**Required tasks**
• A. Translate this sentence from the tomato hydroponics passage into Spanish: "However, the use of these materials has rarely, if ever, been studied in hydroponic systems."
• B. According to the tomato hydroponics passage, do these statements hold? For each, answer yes or no and quote the deciding words. (i) The seeds were sown into a pot filled with vermiculite and perlite. (ii) From the start, the nutrient solution was supplied every 4 h. (iii) The pot was washed with water every week.
• C. Copy the stretch of the tomato hydroponics passage from "Hydroponic systems generally" through "a model plant.", swapping "tomato" for "pepper".
═════ Quoted passage
Hydroponic systems generally increase yield by different ratios depending on the plant and the hydroponic system, and diminish water supply by manipulating the nutrient solution. AAs and HA normally exist in humified organic materials (e.g., Muscolo et al. Citation2013) such as leonardites, peat and vermicompost. However, the use of these materials has rarely, if ever, been studied in hydroponic systems. In this study, we assess for the first time the use of HA and GA in a tomato hydroponic system, since tomato is a model plant.

MATERIALS AND METHODS

Plant material and experimental design

Tomato (Lycopersicon esculentum Mill. cv. “Hongyangli”) seeds were purchased from China and were sown into a pot filled with vermiculite and perlite [2:2, volume/volume (v/v)] until they germinated. Seedlings at the 4–5 leaf stage (approx. 5 weeks old) were fertigated for 1 week with half-strength nutrient solution (NS) and then with full-strength NS, the composition of which is described in . The NS was automatically provided to plants for 10 min every 6 h through a drip irrigation system, and when plants had induced fruits, the time interval decreased to every 4 h. To prevent the accumulation of salt, the pot was washed with water every 2 weeks.
══════════
═════ Information
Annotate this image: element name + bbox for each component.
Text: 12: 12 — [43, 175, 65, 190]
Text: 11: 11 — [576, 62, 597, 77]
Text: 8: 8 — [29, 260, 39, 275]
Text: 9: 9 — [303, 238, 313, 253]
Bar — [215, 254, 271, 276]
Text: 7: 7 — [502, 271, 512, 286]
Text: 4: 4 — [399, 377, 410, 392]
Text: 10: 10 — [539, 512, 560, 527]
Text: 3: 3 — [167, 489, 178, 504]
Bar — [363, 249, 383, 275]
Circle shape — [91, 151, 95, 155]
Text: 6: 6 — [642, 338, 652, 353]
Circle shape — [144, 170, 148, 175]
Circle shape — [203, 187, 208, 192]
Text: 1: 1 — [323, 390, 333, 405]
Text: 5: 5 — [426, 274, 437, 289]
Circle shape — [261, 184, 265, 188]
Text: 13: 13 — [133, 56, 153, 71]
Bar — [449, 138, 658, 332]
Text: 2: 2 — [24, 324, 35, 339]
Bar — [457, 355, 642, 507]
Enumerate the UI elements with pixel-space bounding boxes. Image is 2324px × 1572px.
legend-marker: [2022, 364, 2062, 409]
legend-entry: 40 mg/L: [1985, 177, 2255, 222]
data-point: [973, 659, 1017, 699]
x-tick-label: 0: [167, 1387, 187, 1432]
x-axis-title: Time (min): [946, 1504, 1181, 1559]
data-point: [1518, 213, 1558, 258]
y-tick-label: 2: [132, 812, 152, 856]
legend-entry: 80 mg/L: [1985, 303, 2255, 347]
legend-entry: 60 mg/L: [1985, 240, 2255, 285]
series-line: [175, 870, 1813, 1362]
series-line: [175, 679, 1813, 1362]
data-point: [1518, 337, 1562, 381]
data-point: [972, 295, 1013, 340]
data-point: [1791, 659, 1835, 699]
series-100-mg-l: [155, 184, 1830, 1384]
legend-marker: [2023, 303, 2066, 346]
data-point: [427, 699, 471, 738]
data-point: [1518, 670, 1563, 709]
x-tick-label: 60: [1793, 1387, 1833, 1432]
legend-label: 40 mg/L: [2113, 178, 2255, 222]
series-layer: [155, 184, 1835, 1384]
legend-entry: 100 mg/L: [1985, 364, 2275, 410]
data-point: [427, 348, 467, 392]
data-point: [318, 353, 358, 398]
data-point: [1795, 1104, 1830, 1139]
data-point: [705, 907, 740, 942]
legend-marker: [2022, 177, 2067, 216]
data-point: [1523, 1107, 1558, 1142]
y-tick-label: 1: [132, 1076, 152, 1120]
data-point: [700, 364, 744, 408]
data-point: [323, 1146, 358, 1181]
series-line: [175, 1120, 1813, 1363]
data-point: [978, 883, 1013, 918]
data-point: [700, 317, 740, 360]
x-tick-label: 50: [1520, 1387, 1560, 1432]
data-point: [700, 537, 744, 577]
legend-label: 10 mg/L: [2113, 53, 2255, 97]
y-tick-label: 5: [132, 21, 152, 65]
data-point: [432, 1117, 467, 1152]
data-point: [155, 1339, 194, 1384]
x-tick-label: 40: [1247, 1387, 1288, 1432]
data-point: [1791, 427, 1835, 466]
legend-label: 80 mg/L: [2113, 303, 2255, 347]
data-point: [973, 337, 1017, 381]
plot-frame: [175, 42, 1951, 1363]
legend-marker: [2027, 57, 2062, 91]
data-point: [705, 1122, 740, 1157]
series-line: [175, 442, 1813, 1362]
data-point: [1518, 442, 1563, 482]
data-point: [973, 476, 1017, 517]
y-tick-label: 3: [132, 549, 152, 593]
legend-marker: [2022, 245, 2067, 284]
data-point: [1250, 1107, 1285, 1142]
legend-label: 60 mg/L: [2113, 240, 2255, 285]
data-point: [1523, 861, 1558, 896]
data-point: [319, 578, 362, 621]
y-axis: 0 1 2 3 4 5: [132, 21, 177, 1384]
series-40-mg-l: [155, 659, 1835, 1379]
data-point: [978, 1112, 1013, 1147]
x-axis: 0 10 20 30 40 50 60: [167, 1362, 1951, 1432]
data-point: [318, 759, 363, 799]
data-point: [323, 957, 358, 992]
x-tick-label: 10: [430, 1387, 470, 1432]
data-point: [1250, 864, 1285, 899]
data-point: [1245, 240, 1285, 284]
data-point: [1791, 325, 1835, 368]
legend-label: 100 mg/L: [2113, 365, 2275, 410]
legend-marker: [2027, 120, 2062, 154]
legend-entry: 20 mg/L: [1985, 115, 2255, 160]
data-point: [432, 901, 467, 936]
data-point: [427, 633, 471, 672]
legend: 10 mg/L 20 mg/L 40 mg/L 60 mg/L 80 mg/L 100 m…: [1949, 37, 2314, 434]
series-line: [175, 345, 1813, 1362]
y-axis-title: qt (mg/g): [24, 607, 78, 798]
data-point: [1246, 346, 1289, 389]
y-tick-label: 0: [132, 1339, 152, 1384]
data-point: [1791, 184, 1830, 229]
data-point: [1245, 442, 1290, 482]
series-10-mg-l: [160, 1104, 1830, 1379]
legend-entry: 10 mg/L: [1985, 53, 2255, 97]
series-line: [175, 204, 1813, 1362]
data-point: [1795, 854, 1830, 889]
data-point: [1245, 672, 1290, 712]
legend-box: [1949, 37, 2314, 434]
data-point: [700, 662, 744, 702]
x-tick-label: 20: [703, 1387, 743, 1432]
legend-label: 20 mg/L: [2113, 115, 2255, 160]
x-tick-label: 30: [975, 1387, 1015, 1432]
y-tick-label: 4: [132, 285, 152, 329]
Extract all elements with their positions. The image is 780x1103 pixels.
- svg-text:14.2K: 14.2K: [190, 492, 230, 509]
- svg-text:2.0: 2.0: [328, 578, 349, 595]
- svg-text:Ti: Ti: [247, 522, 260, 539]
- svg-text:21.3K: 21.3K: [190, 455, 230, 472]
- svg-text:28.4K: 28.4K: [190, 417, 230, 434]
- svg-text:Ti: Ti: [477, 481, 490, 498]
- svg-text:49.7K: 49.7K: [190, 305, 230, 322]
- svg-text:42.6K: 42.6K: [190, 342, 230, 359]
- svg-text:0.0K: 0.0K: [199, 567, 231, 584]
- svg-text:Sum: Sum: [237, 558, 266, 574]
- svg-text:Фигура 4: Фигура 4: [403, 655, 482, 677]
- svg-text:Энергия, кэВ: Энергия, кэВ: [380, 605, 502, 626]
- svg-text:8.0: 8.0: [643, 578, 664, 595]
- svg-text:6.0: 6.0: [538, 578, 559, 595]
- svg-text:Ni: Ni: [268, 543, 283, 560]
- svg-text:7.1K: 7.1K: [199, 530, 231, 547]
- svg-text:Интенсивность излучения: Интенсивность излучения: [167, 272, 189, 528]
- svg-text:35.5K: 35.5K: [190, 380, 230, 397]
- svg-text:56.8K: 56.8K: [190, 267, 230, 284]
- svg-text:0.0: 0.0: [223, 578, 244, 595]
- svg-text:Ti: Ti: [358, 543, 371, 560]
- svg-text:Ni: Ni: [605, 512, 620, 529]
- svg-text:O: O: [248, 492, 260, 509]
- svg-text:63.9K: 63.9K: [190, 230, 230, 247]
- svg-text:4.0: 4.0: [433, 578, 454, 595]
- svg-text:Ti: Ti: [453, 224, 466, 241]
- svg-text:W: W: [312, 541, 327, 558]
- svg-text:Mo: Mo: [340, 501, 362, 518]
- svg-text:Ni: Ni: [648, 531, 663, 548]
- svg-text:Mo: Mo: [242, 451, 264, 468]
══════════
**Results in order**
• A. Sin embargo, el uso de estos materiales rara vez, o nunca, se ha estudiado en sistemas hidropónicos.

• B.
(i) Yes: "were sown into a pot filled with vermiculite and perlite"
(ii) No: "for 10 min every 6 h through a drip irrigation system, and when plants had induced fruits, the time interval decreased to every 4 h"
(iii) No: "the pot was washed with water every 2 weeks"

• C.
Hydroponic systems generally increase yield by different ratios depending on the plant and the hydroponic system, and diminish water supply by manipulating the nutrient solution. AAs and HA normally exist in humified organic materials (e.g., Muscolo et al. Citation2013) such as leonardites, peat and vermicompost. However, the use of these materials has rarely, if ever, been studied in hydroponic systems. In this study, we assess for the first time the use of HA and GA in a pepper hydroponic system, since pepper is a model plant.